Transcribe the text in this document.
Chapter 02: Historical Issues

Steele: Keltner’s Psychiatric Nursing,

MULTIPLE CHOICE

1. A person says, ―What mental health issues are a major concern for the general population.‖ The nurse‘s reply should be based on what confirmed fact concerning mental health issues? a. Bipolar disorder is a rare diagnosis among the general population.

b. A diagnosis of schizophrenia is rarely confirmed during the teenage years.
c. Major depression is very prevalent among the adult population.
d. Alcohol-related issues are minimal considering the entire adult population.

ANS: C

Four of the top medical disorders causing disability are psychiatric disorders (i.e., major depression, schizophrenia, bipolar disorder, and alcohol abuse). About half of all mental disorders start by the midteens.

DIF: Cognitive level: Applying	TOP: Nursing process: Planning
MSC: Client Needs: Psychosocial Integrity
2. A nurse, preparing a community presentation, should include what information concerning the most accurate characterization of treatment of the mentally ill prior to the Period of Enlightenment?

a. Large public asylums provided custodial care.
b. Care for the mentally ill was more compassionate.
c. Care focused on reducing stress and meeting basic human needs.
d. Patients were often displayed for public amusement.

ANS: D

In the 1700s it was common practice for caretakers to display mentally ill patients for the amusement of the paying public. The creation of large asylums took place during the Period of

++++++++++++++++++++

• GOAL OF THE EXERCISE
Retype the records above in full. Every word should match.

• RESPONSE TO THE TASK
Transcribe the text in this document.
Chapter 02: Historical Issues

Steele: Keltner’s Psychiatric Nursing,

MULTIPLE CHOICE

1. A person says, ―What mental health issues are a major concern for the general population.‖ The nurse‘s reply should be based on what confirmed fact concerning mental health issues? a. Bipolar disorder is a rare diagnosis among the general population.

b. A diagnosis of schizophrenia is rarely confirmed during the teenage years.
c. Major depression is very prevalent among the adult population.
d. Alcohol-related issues are minimal considering the entire adult population.

ANS: C

Four of the top medical disorders causing disability are psychiatric disorders (i.e., major depression, schizophrenia, bipolar disorder, and alcohol abuse). About half of all mental disorders start by the midteens.

DIF: Cognitive level: Applying	TOP: Nursing process: Planning
MSC: Client Needs: Psychosocial Integrity
2. A nurse, preparing a community presentation, should include what information concerning the most accurate characterization of treatment of the mentally ill prior to the Period of Enlightenment?

a. Large public asylums provided custodial care.
b. Care for the mentally ill was more compassionate.
c. Care focused on reducing stress and meeting basic human needs.
d. Patients were often displayed for public amusement.

ANS: D

In the 1700s it was common practice for caretakers to display mentally ill patients for the amusement of the paying public. The creation of large asylums took place during the Period of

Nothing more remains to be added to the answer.